=== Passage given ===

Okay. Ika, what are your thoughts?

Kruthika Potlapally (29:06):

Very similar to what Lana said. Any change is tough to bring in, but so what helped us is collaboration and working together. So a lot of times when we were building the platform a lot of time we, we have to go through the architecture approvals at the enterprise level. So initially when we began not everybody understood why we were doing this or why what purpose it would solve, but repeated collaboration, working with individual enterprise teams helped. And as I said it, it wasn’t just that, it was also working with the business teams. So it is important to bring ha to bring in this mindset of not just the technical skills that are needed for engineering, but it but the product and good social skills are equally required to be able to pitch in the product and to bring in the users.

Eric Broda (30:16):

Okay. No, I like that. Levina, tell me a little bit about you. I think you mentioned the, the word collaboration, or, or I can’t remember if it was ika collaboration was a key success factor. G gimme, tell me how that worked and gimme a, maybe gimme an example kind of brings it to life.

Laveena Kewlani (30:33):

Okay. So I cannot tell you, but I, I did give, I’ll give you an in general example. Sure. But there were some processes in the data mesh that needed triggers. Okay. A triggers sort of you know, set up. So the team who was you know, there, there are platforms, like they’re relevant platforms to do relevant stuff in PayPal. So we had to go through that enterprise team for that particular trigger. Now, we wanted to automate that trigger. We didn’t want it to, you know, do that trigger thing manually. We wanted to automate that trigger. And that, and that came with additional requests, <laugh>, of basically one or two tickets that need to be raised from that ticket, and a almost a sprint of work from that team, that enterprise team. So it was very difficult initially to, you know, it initially convinced them that, okay, what we are doing here is, is I know it’s a little extension of what you already do, but it’s not that tough. You know, we are just asking, like, you do a for Apple, we are just asking you for a, for maybe, you know, an Antarctica. It’s just a only <laugh>. So stuff like that. So eventually after repeated collaborations and making them try to understand and not giving up <laugh>, so we eventually had that automation.

Eric Broda (32:04):

Okay.

Laveena Kewlani (32:05):

So, so, and that speeded up our process, like data mesh that is speeded, like, that changed the entire, you know that made our product like maybe five times more famous.

Eric Broda (32:19):

Oh, fantastic. I like that. Jean George, I’m gonna ask you a question here. So, so I’ll broadly say it, say it this way, or ask the question this way. Clearly there’s some organizational skills perhaps the ability to understand the business, the ability to collaborate, the ability to sell. I suppose if you were to provide some advice to again, somebody two years outta college or university looking to become a data engineer, we know the, so the technical skills are, are important. What advice would you give to that person and say, if you wanna be a data engineer here, that the organizational skills, you, you need to think about?

===

Short exercise 1:
Render the rows as a numbered list with blank lines omitted, beginning at the line containing "- prefecture-tile-saitama[interactable]: 埼玉" and ending after the line containing "- prefecture-tile-ehime[interactable]: 愛媛".

=== The input ===

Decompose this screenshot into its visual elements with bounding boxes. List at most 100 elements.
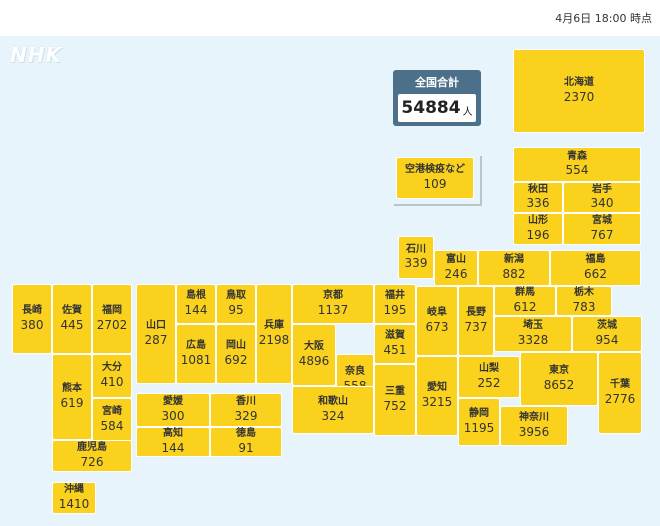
- prefecture-tile-saitama[interactable]: 埼玉 3328: [494, 316, 572, 352]
- prefecture-tile-niigata[interactable]: 新潟 882: [478, 250, 550, 286]
- prefecture-value: 3215: [421, 394, 453, 409]
- prefecture-value: 767: [590, 227, 614, 242]
- prefecture-tile-nagasaki[interactable]: 長崎 380: [12, 284, 52, 354]
- prefecture-tile-kumamoto[interactable]: 熊本 619: [52, 354, 92, 440]
- prefecture-name: 高知: [163, 428, 183, 440]
- prefecture-name: 島根: [186, 290, 206, 302]
- prefecture-tile-kagawa[interactable]: 香川 329: [210, 393, 282, 427]
- prefecture-name: 徳島: [236, 428, 256, 440]
- prefecture-value: 612: [513, 299, 537, 314]
- prefecture-tile-osaka[interactable]: 大阪 4896: [292, 324, 336, 386]
- prefecture-value: 287: [144, 332, 168, 347]
- prefecture-name: 静岡: [469, 408, 489, 420]
- prefecture-name: 京都: [323, 290, 343, 302]
- prefecture-tile-hiroshima[interactable]: 広島 1081: [176, 324, 216, 384]
- prefecture-tile-miyazaki[interactable]: 宮崎 584: [92, 398, 132, 442]
- prefecture-value: 340: [590, 196, 614, 211]
- prefecture-name: 岩手: [592, 183, 612, 195]
- prefecture-tile-miyagi[interactable]: 宮城 767: [563, 213, 641, 245]
- prefecture-tile-akita[interactable]: 秋田 336: [513, 182, 563, 213]
- prefecture-value: 3328: [517, 332, 549, 347]
- prefecture-name: 群馬: [515, 287, 535, 299]
- prefecture-tile-shiga[interactable]: 滋賀 451: [374, 324, 416, 364]
- prefecture-name: 三重: [385, 386, 405, 398]
- prefecture-value: 554: [565, 163, 589, 178]
- prefecture-tile-ibaraki[interactable]: 茨城 954: [572, 316, 642, 352]
- prefecture-tile-toyama[interactable]: 富山 246: [434, 250, 478, 286]
- prefecture-value: 3956: [518, 424, 550, 439]
- prefecture-tile-tottori[interactable]: 鳥取 95: [216, 284, 256, 324]
- prefecture-name: 山梨: [479, 363, 499, 375]
- prefecture-name: 栃木: [574, 287, 594, 299]
- prefecture-tile-ehime[interactable]: 愛媛 300: [136, 393, 210, 427]
- prefecture-tile-tochigi[interactable]: 栃木 783: [556, 286, 612, 316]
- prefecture-value: 4896: [298, 353, 330, 368]
- prefecture-value: 1195: [463, 420, 495, 435]
- prefecture-name: 青森: [567, 150, 587, 162]
- prefecture-value: 300: [161, 408, 185, 423]
- prefecture-value: 692: [224, 352, 248, 367]
- prefecture-value: 2776: [604, 391, 636, 406]
- prefecture-tile-kochi[interactable]: 高知 144: [136, 427, 210, 457]
- prefecture-name: 長野: [466, 307, 486, 319]
- prefecture-tile-hokkaido[interactable]: 北海道 2370: [513, 49, 645, 133]
- prefecture-value: 410: [100, 374, 124, 389]
- airport-quarantine-tile[interactable]: 空港検疫など 109: [396, 157, 474, 199]
- prefecture-name: 熊本: [62, 383, 82, 395]
- prefecture-value: 1081: [180, 352, 212, 367]
- prefecture-tile-nagano[interactable]: 長野 737: [458, 286, 494, 356]
- prefecture-name: 石川: [406, 243, 426, 255]
- prefecture-value: 144: [184, 302, 208, 317]
- prefecture-value: 954: [595, 332, 619, 347]
- prefecture-tile-mie[interactable]: 三重 752: [374, 364, 416, 436]
- nhk-logo: NHK: [10, 43, 62, 67]
- prefecture-value: 737: [464, 319, 488, 334]
- prefecture-tile-wakayama[interactable]: 和歌山 324: [292, 386, 374, 434]
- prefecture-tile-fukui[interactable]: 福井 195: [374, 284, 416, 324]
- prefecture-tile-aichi[interactable]: 愛知 3215: [416, 356, 458, 436]
- national-total-panel: 全国合計 54884 人: [393, 70, 481, 126]
- prefecture-tile-okinawa[interactable]: 沖縄 1410: [52, 482, 96, 514]
- airport-frame: [394, 156, 482, 206]
- tile-name: 空港検疫など: [405, 164, 465, 176]
- prefecture-name: 広島: [186, 340, 206, 352]
- prefecture-tile-fukuoka[interactable]: 福岡 2702: [92, 284, 132, 354]
- prefecture-tile-oita[interactable]: 大分 410: [92, 354, 132, 398]
- prefecture-tile-ishikawa[interactable]: 石川 339: [398, 236, 434, 279]
- prefecture-tile-shizuoka[interactable]: 静岡 1195: [458, 398, 500, 446]
- prefecture-name: 東京: [549, 365, 569, 377]
- prefecture-name: 宮城: [592, 215, 612, 227]
- prefecture-tile-yamaguchi[interactable]: 山口 287: [136, 284, 176, 384]
- prefecture-tile-kyoto[interactable]: 京都 1137: [292, 284, 374, 324]
- prefecture-tile-iwate[interactable]: 岩手 340: [563, 182, 641, 213]
- prefecture-tile-shimane[interactable]: 島根 144: [176, 284, 216, 324]
- prefecture-tile-aomori[interactable]: 青森 554: [513, 147, 641, 182]
- japan-map: NHK 全国合計 54884 人 空港検疫など 109 北海道 2370 青森 554…: [0, 36, 660, 526]
- prefecture-tile-yamagata[interactable]: 山形 196: [513, 213, 563, 245]
- prefecture-value: 752: [383, 398, 407, 413]
- prefecture-tile-tokushima[interactable]: 徳島 91: [210, 427, 282, 457]
- prefecture-tile-kagoshima[interactable]: 鹿児島 726: [52, 440, 132, 472]
- prefecture-name: 愛知: [427, 382, 447, 394]
- national-total-value: 54884: [401, 98, 461, 118]
- prefecture-tile-gunma[interactable]: 群馬 612: [494, 286, 556, 316]
- prefecture-value: 2370: [563, 89, 595, 104]
- prefecture-name: 滋賀: [385, 330, 405, 342]
- prefecture-name: 北海道: [564, 77, 594, 89]
- prefecture-tile-saga[interactable]: 佐賀 445: [52, 284, 92, 354]
- prefecture-tile-hyogo[interactable]: 兵庫 2198: [256, 284, 292, 384]
- prefecture-tile-kanagawa[interactable]: 神奈川 3956: [500, 406, 568, 446]
- prefecture-value: 144: [161, 440, 185, 455]
- prefecture-value: 95: [228, 302, 244, 317]
- prefecture-tile-chiba[interactable]: 千葉 2776: [598, 352, 642, 434]
- national-total-box: 54884 人: [398, 94, 476, 122]
- prefecture-tile-fukushima[interactable]: 福島 662: [550, 250, 641, 286]
- prefecture-tile-okayama[interactable]: 岡山 692: [216, 324, 256, 384]
- prefecture-name: 富山: [446, 254, 466, 266]
- prefecture-name: 茨城: [597, 320, 617, 332]
- prefecture-tile-tokyo[interactable]: 東京 8652: [520, 352, 598, 406]
- prefecture-tile-yamanashi[interactable]: 山梨 252: [458, 356, 520, 398]
- prefecture-name: 奈良: [345, 366, 365, 378]
- prefecture-value: 195: [383, 302, 407, 317]
- prefecture-tile-gifu[interactable]: 岐阜 673: [416, 286, 458, 356]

===

Short exercise 2:
According to the conversation transcript, how much more famous did Laveena Kewlani say the sped-up process made the product?

Correct output 1:
1. - prefecture-tile-saitama[interactable]: 埼玉 3328: [494, 316, 572, 352]
2. - prefecture-tile-niigata[interactable]: 新潟 882: [478, 250, 550, 286]
3. - prefecture-value: 3215: [421, 394, 453, 409]
4. - prefecture-value: 767: [590, 227, 614, 242]
5. - prefecture-tile-nagasaki[interactable]: 長崎 380: [12, 284, 52, 354]
6. - prefecture-tile-kumamoto[interactable]: 熊本 619: [52, 354, 92, 440]
7. - prefecture-name: 高知: [163, 428, 183, 440]
8. - prefecture-name: 島根: [186, 290, 206, 302]
9. - prefecture-tile-kagawa[interactable]: 香川 329: [210, 393, 282, 427]
10. - prefecture-name: 徳島: [236, 428, 256, 440]
11. - prefecture-value: 612: [513, 299, 537, 314]
12. - prefecture-tile-osaka[interactable]: 大阪 4896: [292, 324, 336, 386]
13. - prefecture-value: 287: [144, 332, 168, 347]
14. - prefecture-name: 静岡: [469, 408, 489, 420]
15. - prefecture-name: 京都: [323, 290, 343, 302]
16. - prefecture-tile-hiroshima[interactable]: 広島 1081: [176, 324, 216, 384]
17. - prefecture-tile-miyazaki[interactable]: 宮崎 584: [92, 398, 132, 442]
18. - prefecture-value: 340: [590, 196, 614, 211]
19. - prefecture-name: 岩手: [592, 183, 612, 195]
20. - prefecture-tile-miyagi[interactable]: 宮城 767: [563, 213, 641, 245]
21. - prefecture-tile-akita[interactable]: 秋田 336: [513, 182, 563, 213]
22. - prefecture-value: 3328: [517, 332, 549, 347]
23. - prefecture-name: 群馬: [515, 287, 535, 299]
24. - prefecture-tile-shiga[interactable]: 滋賀 451: [374, 324, 416, 364]
25. - prefecture-name: 三重: [385, 386, 405, 398]
26. - prefecture-value: 554: [565, 163, 589, 178]
27. - prefecture-tile-ibaraki[interactable]: 茨城 954: [572, 316, 642, 352]
28. - prefecture-tile-toyama[interactable]: 富山 246: [434, 250, 478, 286]
29. - prefecture-value: 3956: [518, 424, 550, 439]
30. - prefecture-tile-tottori[interactable]: 鳥取 95: [216, 284, 256, 324]
31. - prefecture-name: 山梨: [479, 363, 499, 375]
32. - prefecture-name: 栃木: [574, 287, 594, 299]
33. - prefecture-tile-ehime[interactable]: 愛媛 300: [136, 393, 210, 427]

Correct output 2:
Maybe five times more famous.